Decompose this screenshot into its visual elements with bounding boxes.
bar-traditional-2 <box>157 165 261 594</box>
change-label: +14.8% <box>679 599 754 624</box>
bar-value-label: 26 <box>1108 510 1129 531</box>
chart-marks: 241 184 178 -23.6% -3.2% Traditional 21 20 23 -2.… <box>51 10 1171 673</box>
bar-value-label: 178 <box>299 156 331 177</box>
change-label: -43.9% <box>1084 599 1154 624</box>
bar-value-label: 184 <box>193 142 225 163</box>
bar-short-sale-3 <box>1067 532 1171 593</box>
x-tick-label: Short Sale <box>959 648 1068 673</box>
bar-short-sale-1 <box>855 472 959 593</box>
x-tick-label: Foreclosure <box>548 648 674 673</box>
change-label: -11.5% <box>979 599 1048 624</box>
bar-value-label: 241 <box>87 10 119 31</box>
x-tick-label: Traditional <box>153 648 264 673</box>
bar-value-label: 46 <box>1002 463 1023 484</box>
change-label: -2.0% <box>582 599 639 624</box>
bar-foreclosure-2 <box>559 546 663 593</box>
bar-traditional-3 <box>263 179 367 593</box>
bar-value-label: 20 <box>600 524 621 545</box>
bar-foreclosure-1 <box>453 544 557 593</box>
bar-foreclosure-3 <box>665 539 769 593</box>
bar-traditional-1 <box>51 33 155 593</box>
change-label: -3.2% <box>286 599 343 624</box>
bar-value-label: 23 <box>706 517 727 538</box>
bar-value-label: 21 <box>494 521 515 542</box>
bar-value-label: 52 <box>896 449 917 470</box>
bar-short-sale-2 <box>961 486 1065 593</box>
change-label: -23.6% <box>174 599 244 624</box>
== == ==
Reproduce the records with each occurrence of "change-label" replaced by "percent-change-label", leaving every other line and value unchanged.

Decompose this screenshot into its visual elements with bounding boxes.
bar-traditional-2 <box>157 165 261 594</box>
percent-change-label: +14.8% <box>679 599 754 624</box>
bar-value-label: 26 <box>1108 510 1129 531</box>
chart-marks: 241 184 178 -23.6% -3.2% Traditional 21 20 23 -2.… <box>51 10 1171 673</box>
bar-value-label: 178 <box>299 156 331 177</box>
percent-change-label: -43.9% <box>1084 599 1154 624</box>
bar-value-label: 184 <box>193 142 225 163</box>
bar-short-sale-3 <box>1067 532 1171 593</box>
x-tick-label: Short Sale <box>959 648 1068 673</box>
bar-short-sale-1 <box>855 472 959 593</box>
x-tick-label: Foreclosure <box>548 648 674 673</box>
percent-change-label: -11.5% <box>979 599 1048 624</box>
bar-value-label: 241 <box>87 10 119 31</box>
x-tick-label: Traditional <box>153 648 264 673</box>
bar-value-label: 46 <box>1002 463 1023 484</box>
percent-change-label: -2.0% <box>582 599 639 624</box>
bar-foreclosure-2 <box>559 546 663 593</box>
bar-traditional-3 <box>263 179 367 593</box>
bar-value-label: 20 <box>600 524 621 545</box>
bar-foreclosure-1 <box>453 544 557 593</box>
bar-foreclosure-3 <box>665 539 769 593</box>
bar-traditional-1 <box>51 33 155 593</box>
percent-change-label: -3.2% <box>286 599 343 624</box>
bar-value-label: 23 <box>706 517 727 538</box>
bar-value-label: 21 <box>494 521 515 542</box>
bar-value-label: 52 <box>896 449 917 470</box>
bar-short-sale-2 <box>961 486 1065 593</box>
percent-change-label: -23.6% <box>174 599 244 624</box>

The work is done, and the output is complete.